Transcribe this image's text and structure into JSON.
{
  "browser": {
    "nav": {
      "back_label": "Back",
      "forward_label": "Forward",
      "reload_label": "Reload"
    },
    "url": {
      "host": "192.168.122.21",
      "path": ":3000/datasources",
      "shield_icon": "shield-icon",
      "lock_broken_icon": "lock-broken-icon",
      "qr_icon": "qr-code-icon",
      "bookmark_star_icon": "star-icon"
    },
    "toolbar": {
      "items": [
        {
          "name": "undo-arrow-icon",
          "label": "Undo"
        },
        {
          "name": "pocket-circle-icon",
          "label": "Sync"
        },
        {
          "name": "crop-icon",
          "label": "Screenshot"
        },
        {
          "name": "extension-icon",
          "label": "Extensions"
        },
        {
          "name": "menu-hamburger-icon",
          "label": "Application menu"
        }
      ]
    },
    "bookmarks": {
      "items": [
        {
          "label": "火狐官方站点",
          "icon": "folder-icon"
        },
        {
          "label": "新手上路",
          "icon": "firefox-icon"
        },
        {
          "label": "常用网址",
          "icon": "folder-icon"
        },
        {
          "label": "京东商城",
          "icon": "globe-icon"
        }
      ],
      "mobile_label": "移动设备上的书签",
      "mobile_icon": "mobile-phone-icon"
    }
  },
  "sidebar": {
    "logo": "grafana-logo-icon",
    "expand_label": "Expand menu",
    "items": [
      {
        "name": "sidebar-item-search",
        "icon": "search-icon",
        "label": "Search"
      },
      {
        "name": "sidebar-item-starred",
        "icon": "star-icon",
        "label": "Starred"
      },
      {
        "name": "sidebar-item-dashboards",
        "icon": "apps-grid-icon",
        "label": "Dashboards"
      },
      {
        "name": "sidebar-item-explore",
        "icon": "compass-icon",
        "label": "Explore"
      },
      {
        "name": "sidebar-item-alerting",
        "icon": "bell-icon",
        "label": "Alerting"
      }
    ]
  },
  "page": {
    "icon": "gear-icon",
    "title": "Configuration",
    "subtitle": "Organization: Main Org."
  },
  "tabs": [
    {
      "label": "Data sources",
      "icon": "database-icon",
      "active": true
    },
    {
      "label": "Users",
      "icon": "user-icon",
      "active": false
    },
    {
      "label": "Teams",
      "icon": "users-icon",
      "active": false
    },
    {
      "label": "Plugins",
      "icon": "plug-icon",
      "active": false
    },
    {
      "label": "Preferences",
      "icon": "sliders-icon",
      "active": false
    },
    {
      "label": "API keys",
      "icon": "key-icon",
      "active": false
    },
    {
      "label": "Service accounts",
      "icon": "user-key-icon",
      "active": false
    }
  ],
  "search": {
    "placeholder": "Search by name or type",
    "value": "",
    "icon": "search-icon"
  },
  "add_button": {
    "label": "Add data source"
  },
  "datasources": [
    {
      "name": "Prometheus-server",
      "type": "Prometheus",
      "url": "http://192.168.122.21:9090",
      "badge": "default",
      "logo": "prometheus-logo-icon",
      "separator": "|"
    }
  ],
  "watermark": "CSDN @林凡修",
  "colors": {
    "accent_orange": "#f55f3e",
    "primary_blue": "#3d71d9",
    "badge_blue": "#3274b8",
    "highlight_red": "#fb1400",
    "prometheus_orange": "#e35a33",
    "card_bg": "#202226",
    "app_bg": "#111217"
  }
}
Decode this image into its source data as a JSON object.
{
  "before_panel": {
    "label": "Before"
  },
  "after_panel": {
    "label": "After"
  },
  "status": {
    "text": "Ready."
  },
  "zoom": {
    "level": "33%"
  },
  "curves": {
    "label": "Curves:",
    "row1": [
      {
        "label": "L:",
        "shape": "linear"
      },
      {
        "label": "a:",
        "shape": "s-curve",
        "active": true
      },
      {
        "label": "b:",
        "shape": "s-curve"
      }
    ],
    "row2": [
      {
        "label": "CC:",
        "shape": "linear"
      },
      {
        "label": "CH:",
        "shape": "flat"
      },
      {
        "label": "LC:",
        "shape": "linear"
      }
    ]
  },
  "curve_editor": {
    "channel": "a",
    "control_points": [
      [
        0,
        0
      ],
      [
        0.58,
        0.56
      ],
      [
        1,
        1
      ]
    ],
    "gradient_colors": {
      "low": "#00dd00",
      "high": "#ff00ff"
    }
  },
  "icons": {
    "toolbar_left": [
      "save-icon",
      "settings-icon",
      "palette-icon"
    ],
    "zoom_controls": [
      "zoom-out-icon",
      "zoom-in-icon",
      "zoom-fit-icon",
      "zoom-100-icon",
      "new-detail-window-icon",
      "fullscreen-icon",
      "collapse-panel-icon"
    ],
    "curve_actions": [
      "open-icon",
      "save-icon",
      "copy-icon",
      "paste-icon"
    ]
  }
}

(PROBLEM STATEMENT) Repeat, without change, each line of the data above from the one that contains "Decode this image" through the final line, counting both.

(WRITTEN SOLUTION)
Decode this image into its source data as a JSON object.
{
  "before_panel": {
    "label": "Before"
  },
  "after_panel": {
    "label": "After"
  },
  "status": {
    "text": "Ready."
  },
  "zoom": {
    "level": "33%"
  },
  "curves": {
    "label": "Curves:",
    "row1": [
      {
        "label": "L:",
        "shape": "linear"
      },
      {
        "label": "a:",
        "shape": "s-curve",
        "active": true
      },
      {
        "label": "b:",
        "shape": "s-curve"
      }
    ],
    "row2": [
      {
        "label": "CC:",
        "shape": "linear"
      },
      {
        "label": "CH:",
        "shape": "flat"
      },
      {
        "label": "LC:",
        "shape": "linear"
      }
    ]
  },
  "curve_editor": {
    "channel": "a",
    "control_points": [
      [
        0,
        0
      ],
      [
        0.58,
        0.56
      ],
      [
        1,
        1
      ]
    ],
    "gradient_colors": {
      "low": "#00dd00",
      "high": "#ff00ff"
    }
  },
  "icons": {
    "toolbar_left": [
      "save-icon",
      "settings-icon",
      "palette-icon"
    ],
    "zoom_controls": [
      "zoom-out-icon",
      "zoom-in-icon",
      "zoom-fit-icon",
      "zoom-100-icon",
      "new-detail-window-icon",
      "fullscreen-icon",
      "collapse-panel-icon"
    ],
    "curve_actions": [
      "open-icon",
      "save-icon",
      "copy-icon",
      "paste-icon"
    ]
  }
}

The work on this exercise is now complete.